● **Esercizio breve 1**
Ripeti parola per parola il brano sui ruoli d'opera, dal punto che si apre con le parole contenenti “Il ruolo che” fino a quello che si chiude con “le proprie conoscenze.”.
● **Esercizio breve 2**
Prosegui il brano sui ruoli d'opera dopo la sua ultima frase.

● **Brano citato**
══════
Il ruolo che vorrei assolutamente debuttare è Arturo ne “I Puritani”: sarebbe come completare il quadro dei miei ruoli dei sogni dopo il Conte Almaviva ne “Il Barbiere di Siviglia”, Edgardo in “Lucia di Lammermoor” e il Duca in “Rigoletto”. Ruoli di spessore più eroico verranno più avanti. Penso che uno dei problemi più grandi dei cantanti odierni è la voglia ossessiva a voler debuttare ruoli non ancora adatti alle proprie corde: se abbiniamo la poca accortezza (e professionalità) di alcuni addetti ai lavori che sfruttano al massimo questo aspetto, osserviamo le carriere affondare sul nascere. Un cantante deve essere cosciente delle proprie possibilità e deve evolversi pian piano per rafforzare le proprie conoscenze.
══════
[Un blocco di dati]
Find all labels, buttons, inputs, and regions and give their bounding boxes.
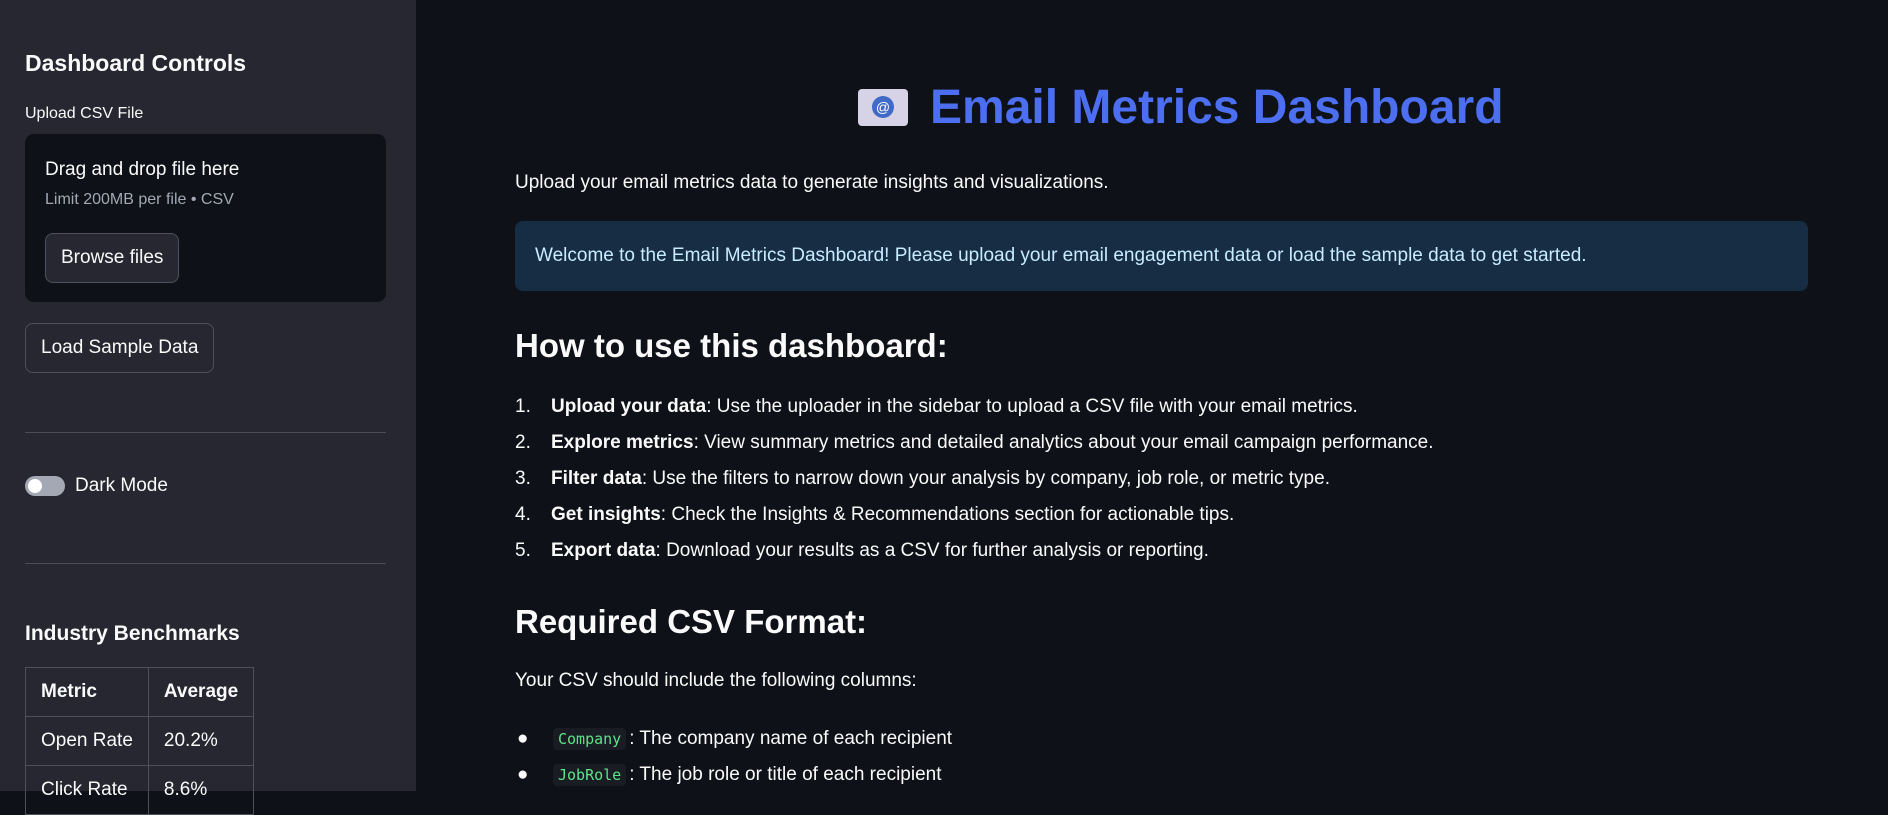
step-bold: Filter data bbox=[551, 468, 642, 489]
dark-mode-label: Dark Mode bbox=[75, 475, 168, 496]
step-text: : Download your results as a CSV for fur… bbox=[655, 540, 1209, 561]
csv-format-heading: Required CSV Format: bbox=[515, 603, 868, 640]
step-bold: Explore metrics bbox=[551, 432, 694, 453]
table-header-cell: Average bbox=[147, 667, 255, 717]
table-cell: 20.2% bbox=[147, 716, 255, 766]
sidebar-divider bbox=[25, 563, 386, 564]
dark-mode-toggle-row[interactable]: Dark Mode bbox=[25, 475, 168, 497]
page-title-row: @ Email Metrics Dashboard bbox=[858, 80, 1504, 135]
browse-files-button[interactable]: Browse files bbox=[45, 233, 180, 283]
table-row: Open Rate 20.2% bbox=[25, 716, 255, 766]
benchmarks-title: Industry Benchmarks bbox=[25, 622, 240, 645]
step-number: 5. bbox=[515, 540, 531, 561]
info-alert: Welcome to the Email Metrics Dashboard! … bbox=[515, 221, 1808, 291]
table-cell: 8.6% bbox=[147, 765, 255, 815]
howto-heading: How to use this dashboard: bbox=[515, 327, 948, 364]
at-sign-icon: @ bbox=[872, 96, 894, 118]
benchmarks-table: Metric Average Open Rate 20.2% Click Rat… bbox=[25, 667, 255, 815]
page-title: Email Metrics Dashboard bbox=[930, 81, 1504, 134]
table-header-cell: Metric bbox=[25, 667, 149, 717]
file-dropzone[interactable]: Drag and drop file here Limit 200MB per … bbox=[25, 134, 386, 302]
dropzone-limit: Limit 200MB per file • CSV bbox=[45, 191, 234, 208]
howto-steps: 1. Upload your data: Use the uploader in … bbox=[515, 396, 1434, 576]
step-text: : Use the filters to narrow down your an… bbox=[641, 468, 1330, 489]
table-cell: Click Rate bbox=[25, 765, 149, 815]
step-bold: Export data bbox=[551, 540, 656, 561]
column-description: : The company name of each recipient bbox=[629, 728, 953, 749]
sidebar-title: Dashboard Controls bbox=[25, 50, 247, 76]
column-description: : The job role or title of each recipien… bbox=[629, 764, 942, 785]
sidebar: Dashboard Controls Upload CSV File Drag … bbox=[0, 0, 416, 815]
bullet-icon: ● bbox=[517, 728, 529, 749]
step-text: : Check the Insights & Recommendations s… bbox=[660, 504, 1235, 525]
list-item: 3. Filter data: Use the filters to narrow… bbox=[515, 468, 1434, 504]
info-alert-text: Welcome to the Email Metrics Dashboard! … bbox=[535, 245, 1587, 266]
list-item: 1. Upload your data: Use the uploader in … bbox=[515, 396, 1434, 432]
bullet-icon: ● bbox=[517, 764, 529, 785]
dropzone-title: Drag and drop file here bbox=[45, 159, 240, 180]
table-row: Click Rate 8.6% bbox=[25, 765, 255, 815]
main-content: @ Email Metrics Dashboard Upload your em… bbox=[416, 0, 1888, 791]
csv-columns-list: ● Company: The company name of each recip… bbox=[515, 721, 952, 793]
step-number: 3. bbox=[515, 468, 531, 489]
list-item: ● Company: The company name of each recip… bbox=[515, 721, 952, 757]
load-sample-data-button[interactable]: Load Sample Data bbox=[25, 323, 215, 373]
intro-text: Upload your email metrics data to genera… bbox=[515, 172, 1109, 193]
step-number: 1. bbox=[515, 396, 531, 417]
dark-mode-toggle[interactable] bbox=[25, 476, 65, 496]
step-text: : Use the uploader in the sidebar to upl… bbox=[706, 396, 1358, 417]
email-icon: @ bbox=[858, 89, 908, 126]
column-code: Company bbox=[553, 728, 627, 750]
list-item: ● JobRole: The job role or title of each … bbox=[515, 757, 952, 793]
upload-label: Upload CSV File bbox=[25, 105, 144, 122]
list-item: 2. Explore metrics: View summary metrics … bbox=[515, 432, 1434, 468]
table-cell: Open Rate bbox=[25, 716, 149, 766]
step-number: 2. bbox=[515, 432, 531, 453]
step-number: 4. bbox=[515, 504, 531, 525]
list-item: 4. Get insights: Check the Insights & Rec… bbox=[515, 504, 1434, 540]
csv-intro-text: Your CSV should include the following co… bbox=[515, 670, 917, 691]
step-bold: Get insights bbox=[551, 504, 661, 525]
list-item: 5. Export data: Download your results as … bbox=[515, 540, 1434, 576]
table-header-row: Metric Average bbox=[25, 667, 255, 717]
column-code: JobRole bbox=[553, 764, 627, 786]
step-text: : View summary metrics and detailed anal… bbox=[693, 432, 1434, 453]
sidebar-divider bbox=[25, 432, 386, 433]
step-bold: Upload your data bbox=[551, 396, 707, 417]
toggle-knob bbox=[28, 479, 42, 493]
══════
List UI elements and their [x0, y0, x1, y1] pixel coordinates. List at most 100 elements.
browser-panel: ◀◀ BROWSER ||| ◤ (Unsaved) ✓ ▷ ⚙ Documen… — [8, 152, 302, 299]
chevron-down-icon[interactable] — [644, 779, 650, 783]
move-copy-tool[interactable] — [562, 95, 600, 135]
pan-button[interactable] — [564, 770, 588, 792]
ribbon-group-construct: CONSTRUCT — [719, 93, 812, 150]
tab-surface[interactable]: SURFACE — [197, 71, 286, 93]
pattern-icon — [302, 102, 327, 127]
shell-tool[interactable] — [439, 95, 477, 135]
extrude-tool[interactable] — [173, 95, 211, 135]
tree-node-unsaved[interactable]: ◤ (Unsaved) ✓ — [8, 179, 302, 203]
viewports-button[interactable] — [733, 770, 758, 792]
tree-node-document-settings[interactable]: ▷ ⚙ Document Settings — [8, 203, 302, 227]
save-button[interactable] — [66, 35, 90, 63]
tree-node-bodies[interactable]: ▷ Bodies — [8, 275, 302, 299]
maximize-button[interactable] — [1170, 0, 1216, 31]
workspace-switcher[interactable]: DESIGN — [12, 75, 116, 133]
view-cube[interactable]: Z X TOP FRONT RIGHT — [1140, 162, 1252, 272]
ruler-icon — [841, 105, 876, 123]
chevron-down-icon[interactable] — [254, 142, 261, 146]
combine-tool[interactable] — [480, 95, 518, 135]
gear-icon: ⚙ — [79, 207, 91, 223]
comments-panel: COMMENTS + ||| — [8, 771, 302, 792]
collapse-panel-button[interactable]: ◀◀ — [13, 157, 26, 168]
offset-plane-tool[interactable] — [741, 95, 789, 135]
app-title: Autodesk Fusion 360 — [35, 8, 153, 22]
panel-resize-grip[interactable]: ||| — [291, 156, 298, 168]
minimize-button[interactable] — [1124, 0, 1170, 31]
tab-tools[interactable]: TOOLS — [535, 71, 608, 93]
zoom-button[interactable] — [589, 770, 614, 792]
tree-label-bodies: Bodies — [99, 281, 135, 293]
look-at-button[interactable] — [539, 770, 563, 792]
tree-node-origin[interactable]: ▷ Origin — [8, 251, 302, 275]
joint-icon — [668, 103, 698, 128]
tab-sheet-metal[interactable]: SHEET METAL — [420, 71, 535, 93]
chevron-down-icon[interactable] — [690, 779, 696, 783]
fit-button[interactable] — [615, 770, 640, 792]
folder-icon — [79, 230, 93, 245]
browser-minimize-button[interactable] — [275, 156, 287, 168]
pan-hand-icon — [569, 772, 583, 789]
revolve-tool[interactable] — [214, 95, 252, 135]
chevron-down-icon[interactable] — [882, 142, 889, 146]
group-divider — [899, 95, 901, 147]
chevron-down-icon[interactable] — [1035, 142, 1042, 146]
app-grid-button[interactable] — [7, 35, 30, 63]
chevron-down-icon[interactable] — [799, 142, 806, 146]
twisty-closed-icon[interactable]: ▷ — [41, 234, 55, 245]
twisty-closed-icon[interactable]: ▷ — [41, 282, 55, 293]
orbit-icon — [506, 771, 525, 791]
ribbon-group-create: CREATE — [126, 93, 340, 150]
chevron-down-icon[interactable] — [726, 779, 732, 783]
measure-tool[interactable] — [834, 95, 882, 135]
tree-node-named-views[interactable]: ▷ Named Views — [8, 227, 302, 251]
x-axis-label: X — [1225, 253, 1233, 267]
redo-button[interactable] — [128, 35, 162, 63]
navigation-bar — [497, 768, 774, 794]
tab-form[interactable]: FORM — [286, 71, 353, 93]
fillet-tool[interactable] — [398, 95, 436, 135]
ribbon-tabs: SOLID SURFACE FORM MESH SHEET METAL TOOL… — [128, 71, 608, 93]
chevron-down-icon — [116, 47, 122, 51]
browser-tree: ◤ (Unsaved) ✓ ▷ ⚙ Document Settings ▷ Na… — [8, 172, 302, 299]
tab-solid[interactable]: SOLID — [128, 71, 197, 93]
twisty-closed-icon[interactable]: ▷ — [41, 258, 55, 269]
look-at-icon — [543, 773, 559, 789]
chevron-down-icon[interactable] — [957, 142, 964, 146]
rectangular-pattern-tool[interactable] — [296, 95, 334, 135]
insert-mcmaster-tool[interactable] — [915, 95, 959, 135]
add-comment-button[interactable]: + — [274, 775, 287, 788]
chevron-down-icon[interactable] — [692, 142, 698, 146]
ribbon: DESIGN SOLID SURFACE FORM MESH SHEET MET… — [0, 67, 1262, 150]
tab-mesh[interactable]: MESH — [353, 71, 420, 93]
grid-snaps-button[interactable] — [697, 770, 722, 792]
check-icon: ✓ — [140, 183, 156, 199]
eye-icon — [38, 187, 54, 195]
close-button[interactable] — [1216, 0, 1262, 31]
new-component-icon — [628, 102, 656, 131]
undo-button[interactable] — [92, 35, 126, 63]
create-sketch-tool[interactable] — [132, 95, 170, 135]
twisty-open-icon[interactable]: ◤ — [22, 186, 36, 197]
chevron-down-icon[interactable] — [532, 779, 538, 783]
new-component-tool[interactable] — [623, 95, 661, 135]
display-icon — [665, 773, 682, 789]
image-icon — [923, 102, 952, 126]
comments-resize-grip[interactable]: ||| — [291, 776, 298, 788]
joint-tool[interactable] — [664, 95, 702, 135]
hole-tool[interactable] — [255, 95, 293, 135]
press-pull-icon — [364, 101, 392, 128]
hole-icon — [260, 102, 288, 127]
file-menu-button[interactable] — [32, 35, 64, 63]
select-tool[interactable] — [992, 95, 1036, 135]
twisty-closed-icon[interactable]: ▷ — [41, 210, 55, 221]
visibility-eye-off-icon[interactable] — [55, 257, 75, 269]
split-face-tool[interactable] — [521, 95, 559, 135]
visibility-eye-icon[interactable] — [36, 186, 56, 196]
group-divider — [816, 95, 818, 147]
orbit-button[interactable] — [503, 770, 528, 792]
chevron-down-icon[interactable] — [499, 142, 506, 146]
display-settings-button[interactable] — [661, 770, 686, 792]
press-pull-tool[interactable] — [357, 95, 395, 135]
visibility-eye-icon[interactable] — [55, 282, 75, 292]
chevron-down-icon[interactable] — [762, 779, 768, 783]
══════
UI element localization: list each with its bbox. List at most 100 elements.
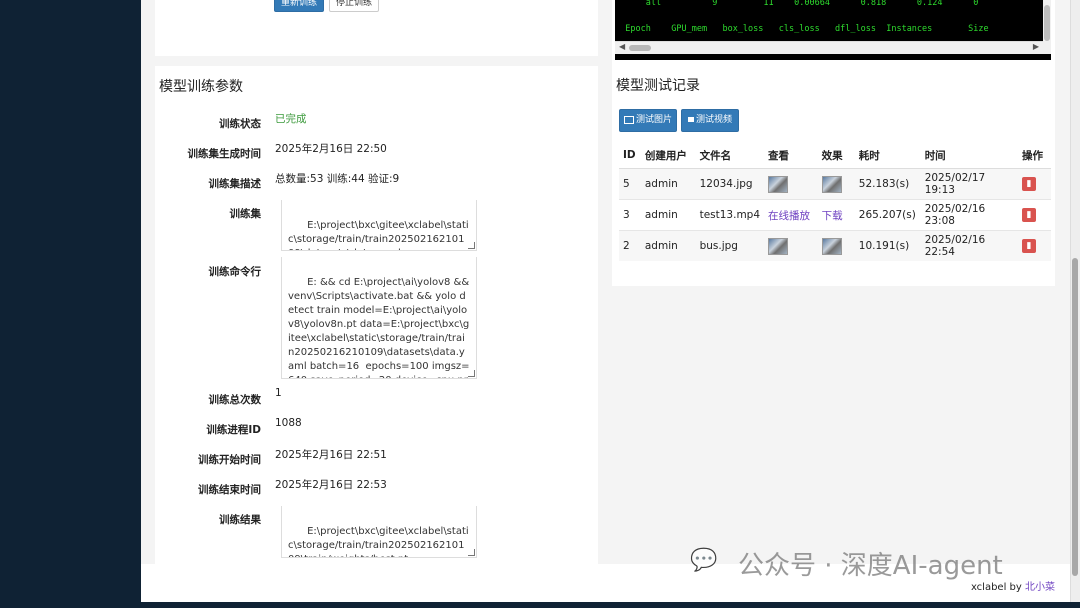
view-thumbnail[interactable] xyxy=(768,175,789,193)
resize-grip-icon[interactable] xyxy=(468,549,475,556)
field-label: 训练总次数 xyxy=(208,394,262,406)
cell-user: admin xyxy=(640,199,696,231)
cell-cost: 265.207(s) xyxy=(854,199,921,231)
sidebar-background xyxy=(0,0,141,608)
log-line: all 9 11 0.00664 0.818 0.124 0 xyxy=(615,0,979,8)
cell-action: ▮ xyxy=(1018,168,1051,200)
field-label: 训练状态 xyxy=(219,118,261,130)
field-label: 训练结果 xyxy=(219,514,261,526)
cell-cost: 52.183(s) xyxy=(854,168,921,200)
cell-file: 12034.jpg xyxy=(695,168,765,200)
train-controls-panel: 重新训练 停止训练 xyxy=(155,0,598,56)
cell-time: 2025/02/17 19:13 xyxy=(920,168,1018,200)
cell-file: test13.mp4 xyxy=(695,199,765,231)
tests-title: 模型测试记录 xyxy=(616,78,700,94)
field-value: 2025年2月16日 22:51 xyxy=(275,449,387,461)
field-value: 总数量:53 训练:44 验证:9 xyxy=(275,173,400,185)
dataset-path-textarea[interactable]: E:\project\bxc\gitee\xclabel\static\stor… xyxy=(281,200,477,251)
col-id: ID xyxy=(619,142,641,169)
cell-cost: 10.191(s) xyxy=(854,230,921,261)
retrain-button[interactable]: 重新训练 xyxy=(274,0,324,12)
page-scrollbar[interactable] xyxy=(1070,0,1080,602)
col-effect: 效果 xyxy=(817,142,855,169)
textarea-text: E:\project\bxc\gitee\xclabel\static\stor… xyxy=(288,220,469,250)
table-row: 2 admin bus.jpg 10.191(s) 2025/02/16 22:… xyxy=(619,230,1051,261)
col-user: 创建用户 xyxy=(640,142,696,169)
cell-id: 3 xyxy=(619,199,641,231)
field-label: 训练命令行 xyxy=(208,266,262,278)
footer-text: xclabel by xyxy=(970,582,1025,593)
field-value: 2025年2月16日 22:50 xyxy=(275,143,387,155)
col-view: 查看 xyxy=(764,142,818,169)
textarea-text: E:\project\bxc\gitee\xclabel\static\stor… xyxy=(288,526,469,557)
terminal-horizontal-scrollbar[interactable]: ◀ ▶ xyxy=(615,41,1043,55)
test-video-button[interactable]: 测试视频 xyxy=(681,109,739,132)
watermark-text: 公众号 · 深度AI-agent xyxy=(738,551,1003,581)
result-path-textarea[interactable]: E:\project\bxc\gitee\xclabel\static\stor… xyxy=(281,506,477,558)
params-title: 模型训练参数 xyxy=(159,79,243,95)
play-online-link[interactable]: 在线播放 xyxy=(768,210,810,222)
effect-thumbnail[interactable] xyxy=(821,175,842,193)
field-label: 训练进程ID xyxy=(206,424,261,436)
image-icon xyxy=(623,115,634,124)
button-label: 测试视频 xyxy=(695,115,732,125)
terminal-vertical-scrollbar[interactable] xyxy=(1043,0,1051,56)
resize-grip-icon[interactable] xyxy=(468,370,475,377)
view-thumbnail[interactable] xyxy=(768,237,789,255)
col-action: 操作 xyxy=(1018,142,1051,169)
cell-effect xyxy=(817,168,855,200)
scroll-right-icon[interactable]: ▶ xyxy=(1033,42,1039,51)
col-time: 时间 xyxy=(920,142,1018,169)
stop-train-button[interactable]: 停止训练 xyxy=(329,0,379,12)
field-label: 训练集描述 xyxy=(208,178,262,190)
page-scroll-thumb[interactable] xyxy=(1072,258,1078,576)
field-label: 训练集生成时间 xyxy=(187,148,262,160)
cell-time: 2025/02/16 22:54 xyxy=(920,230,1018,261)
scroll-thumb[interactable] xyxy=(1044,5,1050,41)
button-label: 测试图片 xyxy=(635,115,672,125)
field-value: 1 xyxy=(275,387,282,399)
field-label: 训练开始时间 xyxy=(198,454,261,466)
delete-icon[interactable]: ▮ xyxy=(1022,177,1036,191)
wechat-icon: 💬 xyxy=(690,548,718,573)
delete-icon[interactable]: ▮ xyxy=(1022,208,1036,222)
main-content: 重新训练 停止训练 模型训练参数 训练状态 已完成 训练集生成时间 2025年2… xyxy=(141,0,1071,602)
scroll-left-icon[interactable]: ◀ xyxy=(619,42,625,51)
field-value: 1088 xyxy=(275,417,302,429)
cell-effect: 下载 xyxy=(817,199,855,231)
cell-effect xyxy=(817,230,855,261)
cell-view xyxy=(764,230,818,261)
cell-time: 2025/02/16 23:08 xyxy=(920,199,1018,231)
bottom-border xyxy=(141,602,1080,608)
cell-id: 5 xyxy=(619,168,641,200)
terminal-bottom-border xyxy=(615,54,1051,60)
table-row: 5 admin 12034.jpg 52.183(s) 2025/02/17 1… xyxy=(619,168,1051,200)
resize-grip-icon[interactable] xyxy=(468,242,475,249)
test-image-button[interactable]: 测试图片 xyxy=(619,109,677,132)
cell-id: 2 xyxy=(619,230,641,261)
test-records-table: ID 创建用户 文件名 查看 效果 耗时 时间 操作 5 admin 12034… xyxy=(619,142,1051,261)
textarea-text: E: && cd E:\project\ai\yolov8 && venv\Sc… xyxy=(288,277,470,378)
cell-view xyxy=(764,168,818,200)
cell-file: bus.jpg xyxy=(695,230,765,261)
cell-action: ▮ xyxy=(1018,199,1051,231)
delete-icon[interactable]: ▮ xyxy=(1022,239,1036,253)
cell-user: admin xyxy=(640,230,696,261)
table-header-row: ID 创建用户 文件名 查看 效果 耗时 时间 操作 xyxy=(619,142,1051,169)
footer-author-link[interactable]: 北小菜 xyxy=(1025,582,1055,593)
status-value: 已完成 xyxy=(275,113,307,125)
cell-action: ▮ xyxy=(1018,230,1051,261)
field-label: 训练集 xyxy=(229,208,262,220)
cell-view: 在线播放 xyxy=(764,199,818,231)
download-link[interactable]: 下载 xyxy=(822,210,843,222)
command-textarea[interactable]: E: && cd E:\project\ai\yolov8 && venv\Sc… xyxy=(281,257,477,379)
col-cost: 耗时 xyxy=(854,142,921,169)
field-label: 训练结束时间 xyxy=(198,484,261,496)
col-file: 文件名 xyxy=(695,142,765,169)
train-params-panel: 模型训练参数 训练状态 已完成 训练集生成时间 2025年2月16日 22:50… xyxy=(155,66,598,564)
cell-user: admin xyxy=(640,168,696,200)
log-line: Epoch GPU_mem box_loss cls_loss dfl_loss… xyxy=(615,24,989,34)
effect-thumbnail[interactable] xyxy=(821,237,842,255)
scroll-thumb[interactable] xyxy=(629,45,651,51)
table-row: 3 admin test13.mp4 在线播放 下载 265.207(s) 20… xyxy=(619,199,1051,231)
══════
● **Risultato 1**
Il ruolo che vorrei assolutamente debuttare è Arturo ne “I Puritani”: sarebbe come completare il quadro dei miei ruoli dei sogni dopo il Conte Almaviva ne “Il Barbiere di Siviglia”, Edgardo in “Lucia di Lammermoor” e il Duca in “Rigoletto”. Ruoli di spessore più eroico verranno più avanti. Penso che uno dei problemi più grandi dei cantanti odierni è la voglia ossessiva a voler debuttare ruoli non ancora adatti alle proprie corde: se abbiniamo la poca accortezza (e professionalità) di alcuni addetti ai lavori che sfruttano al massimo questo aspetto, osserviamo le carriere affondare sul nascere. Un cantante deve essere cosciente delle proprie possibilità e deve evolversi pian piano per rafforzare le proprie conoscenze.

● **Risultato 2**
Ma c’è qualche rischio o qualche difficoltà nel passare da un ruolo come Pinkerton ad un Edgardo?
Gedda è la dimostrazione che con la sicurezza tecnica si può passare da uno stile all’altro senza alcuno sforzo e soprattutto senza cambiare il proprio modo di cantare. Questo non vuol dire cantare tutto allo stesso modo perché gli stili sono diversi ma la tecnica, come detto in precedenza, è una sola. 

Grazie a Raffaele Abete e In bocca al lupo!